Aim → Spot each line that carries the word "Порядку"; copy those lines.

Data extract →
● ● ● ● ●
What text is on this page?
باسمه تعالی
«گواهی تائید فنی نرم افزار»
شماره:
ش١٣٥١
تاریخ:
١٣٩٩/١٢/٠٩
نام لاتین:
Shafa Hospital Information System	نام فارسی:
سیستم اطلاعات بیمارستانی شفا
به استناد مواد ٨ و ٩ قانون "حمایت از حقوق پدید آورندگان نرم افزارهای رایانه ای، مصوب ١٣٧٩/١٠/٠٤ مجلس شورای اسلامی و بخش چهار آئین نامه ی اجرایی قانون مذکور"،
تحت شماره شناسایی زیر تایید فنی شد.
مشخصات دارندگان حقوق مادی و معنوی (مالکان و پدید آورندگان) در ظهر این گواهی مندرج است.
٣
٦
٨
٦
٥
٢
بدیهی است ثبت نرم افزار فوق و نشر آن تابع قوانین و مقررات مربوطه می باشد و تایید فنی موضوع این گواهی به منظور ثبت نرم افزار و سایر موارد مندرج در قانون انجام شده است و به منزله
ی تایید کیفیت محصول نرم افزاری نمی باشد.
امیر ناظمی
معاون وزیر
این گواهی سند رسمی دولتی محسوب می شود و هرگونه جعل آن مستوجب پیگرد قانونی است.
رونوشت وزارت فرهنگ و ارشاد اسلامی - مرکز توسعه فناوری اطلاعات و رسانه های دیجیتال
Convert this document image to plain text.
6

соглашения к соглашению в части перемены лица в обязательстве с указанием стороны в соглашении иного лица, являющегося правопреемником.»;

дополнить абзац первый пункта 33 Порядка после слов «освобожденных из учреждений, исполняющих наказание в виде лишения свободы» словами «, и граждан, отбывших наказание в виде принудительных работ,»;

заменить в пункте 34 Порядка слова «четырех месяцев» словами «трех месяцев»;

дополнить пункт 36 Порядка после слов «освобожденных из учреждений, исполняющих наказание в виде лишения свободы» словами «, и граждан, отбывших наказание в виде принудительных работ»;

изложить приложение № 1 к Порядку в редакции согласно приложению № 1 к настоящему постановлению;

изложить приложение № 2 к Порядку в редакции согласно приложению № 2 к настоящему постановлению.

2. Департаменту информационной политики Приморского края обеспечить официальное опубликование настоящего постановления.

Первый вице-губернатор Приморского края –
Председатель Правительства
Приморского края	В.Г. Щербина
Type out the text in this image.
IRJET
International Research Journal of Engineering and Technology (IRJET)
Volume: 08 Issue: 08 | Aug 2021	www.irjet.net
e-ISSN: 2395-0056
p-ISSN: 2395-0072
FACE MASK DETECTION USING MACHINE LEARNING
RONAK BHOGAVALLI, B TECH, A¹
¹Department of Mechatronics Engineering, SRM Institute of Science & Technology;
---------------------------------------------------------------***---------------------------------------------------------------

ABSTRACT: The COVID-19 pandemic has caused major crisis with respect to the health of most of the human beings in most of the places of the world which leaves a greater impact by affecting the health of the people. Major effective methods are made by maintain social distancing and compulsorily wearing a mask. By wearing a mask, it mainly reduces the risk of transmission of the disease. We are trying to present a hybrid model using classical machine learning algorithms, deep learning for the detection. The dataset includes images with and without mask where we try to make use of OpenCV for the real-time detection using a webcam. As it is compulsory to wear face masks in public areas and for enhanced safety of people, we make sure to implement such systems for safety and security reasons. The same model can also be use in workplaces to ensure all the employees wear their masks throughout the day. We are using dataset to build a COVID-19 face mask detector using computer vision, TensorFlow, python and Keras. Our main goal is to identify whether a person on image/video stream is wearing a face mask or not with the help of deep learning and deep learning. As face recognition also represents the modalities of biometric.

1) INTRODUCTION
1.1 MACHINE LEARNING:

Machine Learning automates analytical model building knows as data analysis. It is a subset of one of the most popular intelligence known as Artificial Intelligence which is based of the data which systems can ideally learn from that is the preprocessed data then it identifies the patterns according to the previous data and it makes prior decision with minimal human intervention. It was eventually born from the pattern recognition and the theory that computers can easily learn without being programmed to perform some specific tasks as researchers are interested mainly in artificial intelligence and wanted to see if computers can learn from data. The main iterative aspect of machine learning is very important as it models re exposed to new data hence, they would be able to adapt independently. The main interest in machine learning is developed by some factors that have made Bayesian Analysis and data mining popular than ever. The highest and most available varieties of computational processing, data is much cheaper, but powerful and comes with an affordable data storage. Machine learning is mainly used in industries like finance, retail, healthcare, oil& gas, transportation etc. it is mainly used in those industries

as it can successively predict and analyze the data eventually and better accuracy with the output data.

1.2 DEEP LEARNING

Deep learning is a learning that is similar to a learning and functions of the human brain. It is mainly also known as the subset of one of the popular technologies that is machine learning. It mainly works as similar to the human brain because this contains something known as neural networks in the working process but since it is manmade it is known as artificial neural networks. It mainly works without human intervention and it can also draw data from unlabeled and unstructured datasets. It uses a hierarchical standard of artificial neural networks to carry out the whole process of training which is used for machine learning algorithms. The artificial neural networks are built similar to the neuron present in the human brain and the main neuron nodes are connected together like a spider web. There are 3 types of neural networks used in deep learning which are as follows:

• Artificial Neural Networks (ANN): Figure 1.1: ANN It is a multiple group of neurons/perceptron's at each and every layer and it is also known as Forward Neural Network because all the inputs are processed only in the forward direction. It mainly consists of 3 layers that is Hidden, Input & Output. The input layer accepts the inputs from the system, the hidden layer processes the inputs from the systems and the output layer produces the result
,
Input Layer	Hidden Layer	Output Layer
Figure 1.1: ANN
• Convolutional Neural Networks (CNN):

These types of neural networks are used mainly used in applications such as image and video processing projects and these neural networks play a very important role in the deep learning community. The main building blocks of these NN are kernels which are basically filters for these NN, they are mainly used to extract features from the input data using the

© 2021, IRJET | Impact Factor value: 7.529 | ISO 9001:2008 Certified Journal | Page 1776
● ● ● ● ●
Solution below →
изложить приложение № 1 к Порядку в редакции согласно приложению № 1 к настоящему постановлению;
изложить приложение № 2 к Порядку в редакции согласно приложению № 2 к настоящему постановлению.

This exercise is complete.